* _What needs to be done_: Output the material beneath exactly, leaving nothing out.

* _Entries shown_:
○ ○ ○ ○

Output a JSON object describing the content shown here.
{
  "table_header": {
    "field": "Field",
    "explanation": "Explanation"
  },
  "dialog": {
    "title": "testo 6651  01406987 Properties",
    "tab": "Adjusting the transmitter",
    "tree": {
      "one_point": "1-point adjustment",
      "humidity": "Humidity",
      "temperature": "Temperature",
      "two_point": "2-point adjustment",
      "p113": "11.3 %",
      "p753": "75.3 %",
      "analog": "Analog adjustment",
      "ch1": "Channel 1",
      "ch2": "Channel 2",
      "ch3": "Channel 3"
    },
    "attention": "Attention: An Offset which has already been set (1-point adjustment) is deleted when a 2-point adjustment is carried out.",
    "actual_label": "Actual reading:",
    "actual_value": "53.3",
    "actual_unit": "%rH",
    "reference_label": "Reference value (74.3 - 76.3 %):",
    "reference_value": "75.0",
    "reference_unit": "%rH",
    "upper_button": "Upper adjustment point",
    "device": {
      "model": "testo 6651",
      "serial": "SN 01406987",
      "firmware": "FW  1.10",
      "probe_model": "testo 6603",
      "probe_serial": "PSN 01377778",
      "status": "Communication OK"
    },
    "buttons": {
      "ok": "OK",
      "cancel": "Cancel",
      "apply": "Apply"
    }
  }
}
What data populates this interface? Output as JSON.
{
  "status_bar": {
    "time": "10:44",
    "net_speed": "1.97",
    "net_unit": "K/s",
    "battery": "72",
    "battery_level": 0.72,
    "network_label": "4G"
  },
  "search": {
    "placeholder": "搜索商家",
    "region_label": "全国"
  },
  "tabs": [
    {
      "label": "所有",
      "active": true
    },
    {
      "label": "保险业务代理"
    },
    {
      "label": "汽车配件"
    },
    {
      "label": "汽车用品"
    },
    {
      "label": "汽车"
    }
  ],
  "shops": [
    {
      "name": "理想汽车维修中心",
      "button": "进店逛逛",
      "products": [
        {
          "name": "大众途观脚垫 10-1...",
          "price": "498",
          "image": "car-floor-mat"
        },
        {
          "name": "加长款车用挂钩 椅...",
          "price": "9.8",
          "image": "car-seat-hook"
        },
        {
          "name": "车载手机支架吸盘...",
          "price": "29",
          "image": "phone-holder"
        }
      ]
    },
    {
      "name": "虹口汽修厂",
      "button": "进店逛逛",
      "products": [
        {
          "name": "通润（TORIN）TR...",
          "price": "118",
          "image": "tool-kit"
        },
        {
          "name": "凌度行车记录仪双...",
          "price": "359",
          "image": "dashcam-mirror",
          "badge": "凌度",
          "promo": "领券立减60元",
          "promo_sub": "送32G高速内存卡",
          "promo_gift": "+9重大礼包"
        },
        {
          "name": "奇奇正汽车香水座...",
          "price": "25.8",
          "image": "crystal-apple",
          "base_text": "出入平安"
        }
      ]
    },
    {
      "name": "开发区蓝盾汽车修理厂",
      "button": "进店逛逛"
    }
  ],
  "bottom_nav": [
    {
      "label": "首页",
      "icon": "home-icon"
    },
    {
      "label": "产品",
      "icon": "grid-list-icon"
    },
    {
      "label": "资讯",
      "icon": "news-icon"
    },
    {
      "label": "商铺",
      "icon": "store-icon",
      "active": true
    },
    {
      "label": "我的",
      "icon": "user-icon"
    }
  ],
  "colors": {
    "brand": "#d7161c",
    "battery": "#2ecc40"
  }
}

○ ○ ○ ○

* _Solved problem_:
Output a JSON object describing the content shown here.
{
  "table_header": {
    "field": "Field",
    "explanation": "Explanation"
  },
  "dialog": {
    "title": "testo 6651  01406987 Properties",
    "tab": "Adjusting the transmitter",
    "tree": {
      "one_point": "1-point adjustment",
      "humidity": "Humidity",
      "temperature": "Temperature",
      "two_point": "2-point adjustment",
      "p113": "11.3 %",
      "p753": "75.3 %",
      "analog": "Analog adjustment",
      "ch1": "Channel 1",
      "ch2": "Channel 2",
      "ch3": "Channel 3"
    },
    "attention": "Attention: An Offset which has already been set (1-point adjustment) is deleted when a 2-point adjustment is carried out.",
    "actual_label": "Actual reading:",
    "actual_value": "53.3",
    "actual_unit": "%rH",
    "reference_label": "Reference value (74.3 - 76.3 %):",
    "reference_value": "75.0",
    "reference_unit": "%rH",
    "upper_button": "Upper adjustment point",
    "device": {
      "model": "testo 6651",
      "serial": "SN 01406987",
      "firmware": "FW  1.10",
      "probe_model": "testo 6603",
      "probe_serial": "PSN 01377778",
      "status": "Communication OK"
    },
    "buttons": {
      "ok": "OK",
      "cancel": "Cancel",
      "apply": "Apply"
    }
  }
}
What data populates this interface? Output as JSON.
{
  "status_bar": {
    "time": "10:44",
    "net_speed": "1.97",
    "net_unit": "K/s",
    "battery": "72",
    "battery_level": 0.72,
    "network_label": "4G"
  },
  "search": {
    "placeholder": "搜索商家",
    "region_label": "全国"
  },
  "tabs": [
    {
      "label": "所有",
      "active": true
    },
    {
      "label": "保险业务代理"
    },
    {
      "label": "汽车配件"
    },
    {
      "label": "汽车用品"
    },
    {
      "label": "汽车"
    }
  ],
  "shops": [
    {
      "name": "理想汽车维修中心",
      "button": "进店逛逛",
      "products": [
        {
          "name": "大众途观脚垫 10-1...",
          "price": "498",
          "image": "car-floor-mat"
        },
        {
          "name": "加长款车用挂钩 椅...",
          "price": "9.8",
          "image": "car-seat-hook"
        },
        {
          "name": "车载手机支架吸盘...",
          "price": "29",
          "image": "phone-holder"
        }
      ]
    },
    {
      "name": "虹口汽修厂",
      "button": "进店逛逛",
      "products": [
        {
          "name": "通润（TORIN）TR...",
          "price": "118",
          "image": "tool-kit"
        },
        {
          "name": "凌度行车记录仪双...",
          "price": "359",
          "image": "dashcam-mirror",
          "badge": "凌度",
          "promo": "领券立减60元",
          "promo_sub": "送32G高速内存卡",
          "promo_gift": "+9重大礼包"
        },
        {
          "name": "奇奇正汽车香水座...",
          "price": "25.8",
          "image": "crystal-apple",
          "base_text": "出入平安"
        }
      ]
    },
    {
      "name": "开发区蓝盾汽车修理厂",
      "button": "进店逛逛"
    }
  ],
  "bottom_nav": [
    {
      "label": "首页",
      "icon": "home-icon"
    },
    {
      "label": "产品",
      "icon": "grid-list-icon"
    },
    {
      "label": "资讯",
      "icon": "news-icon"
    },
    {
      "label": "商铺",
      "icon": "store-icon",
      "active": true
    },
    {
      "label": "我的",
      "icon": "user-icon"
    }
  ],
  "colors": {
    "brand": "#d7161c",
    "battery": "#2ecc40"
  }
}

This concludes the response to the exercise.